To do> Report all lines holding "includes".

-- BEGIN Data shown --

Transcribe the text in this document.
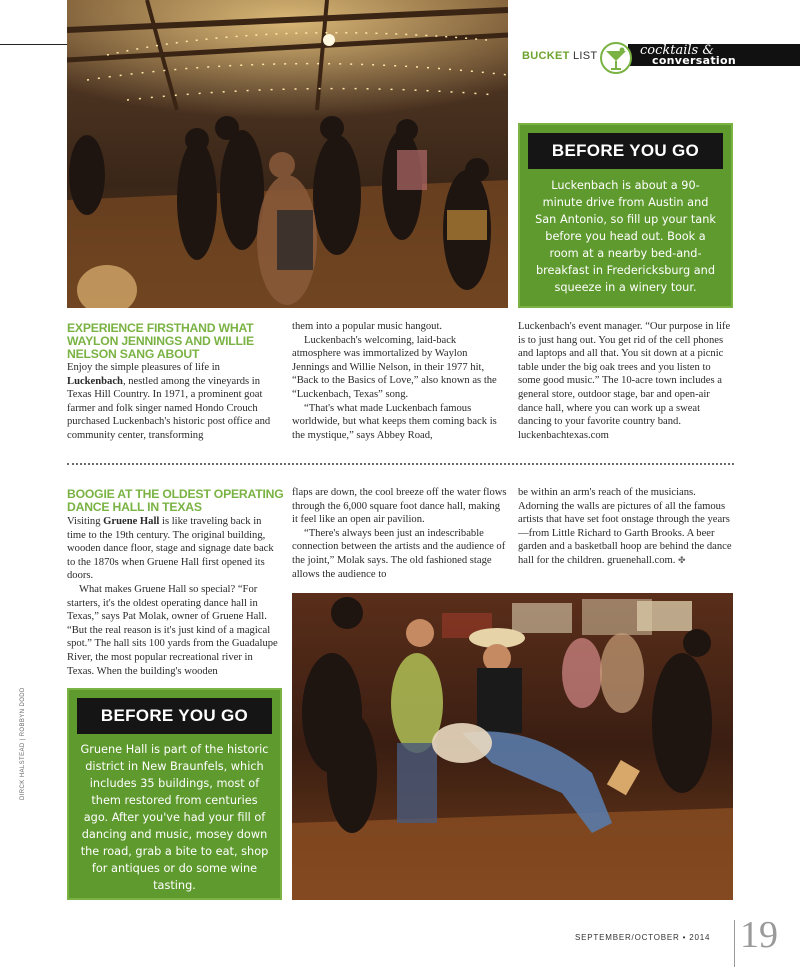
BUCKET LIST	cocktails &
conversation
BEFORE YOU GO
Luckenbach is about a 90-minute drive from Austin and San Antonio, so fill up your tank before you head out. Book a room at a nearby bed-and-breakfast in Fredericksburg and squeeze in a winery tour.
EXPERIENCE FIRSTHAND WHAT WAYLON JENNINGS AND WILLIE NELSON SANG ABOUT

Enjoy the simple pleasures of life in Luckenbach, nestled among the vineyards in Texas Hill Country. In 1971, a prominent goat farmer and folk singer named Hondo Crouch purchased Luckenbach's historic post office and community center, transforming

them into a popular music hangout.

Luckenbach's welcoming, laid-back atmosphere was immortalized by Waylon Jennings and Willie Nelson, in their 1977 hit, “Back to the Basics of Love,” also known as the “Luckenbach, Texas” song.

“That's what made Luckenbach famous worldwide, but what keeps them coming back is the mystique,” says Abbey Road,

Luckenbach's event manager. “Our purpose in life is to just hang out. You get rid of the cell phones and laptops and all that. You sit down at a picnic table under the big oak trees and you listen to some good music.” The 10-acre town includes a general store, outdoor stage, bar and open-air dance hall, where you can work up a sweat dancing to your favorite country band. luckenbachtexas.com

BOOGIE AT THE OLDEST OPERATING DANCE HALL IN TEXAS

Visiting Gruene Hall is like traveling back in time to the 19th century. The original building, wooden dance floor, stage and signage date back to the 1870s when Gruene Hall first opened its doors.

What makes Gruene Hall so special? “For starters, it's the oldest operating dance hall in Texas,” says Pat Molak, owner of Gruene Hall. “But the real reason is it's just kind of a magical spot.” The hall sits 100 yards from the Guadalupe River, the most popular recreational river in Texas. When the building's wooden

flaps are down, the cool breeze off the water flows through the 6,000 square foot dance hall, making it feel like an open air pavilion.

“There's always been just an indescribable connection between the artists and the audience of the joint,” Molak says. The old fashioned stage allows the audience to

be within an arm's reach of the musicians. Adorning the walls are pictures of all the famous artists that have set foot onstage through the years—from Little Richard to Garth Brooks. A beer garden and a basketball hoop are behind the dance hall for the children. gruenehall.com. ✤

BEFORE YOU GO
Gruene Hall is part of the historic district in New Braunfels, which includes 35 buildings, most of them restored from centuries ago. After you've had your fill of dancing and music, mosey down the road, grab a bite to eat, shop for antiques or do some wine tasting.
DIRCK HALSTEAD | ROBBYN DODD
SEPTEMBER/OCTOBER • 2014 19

-- END Data shown --

Complete response>
Luckenbach's event manager. “Our purpose in life is to just hang out. You get rid of the cell phones and laptops and all that. You sit down at a picnic table under the big oak trees and you listen to some good music.” The 10-acre town includes a general store, outdoor stage, bar and open-air dance hall, where you can work up a sweat dancing to your favorite country band. luckenbachtexas.com
Gruene Hall is part of the historic district in New Braunfels, which includes 35 buildings, most of them restored from centuries ago. After you've had your fill of dancing and music, mosey down the road, grab a bite to eat, shop for antiques or do some wine tasting.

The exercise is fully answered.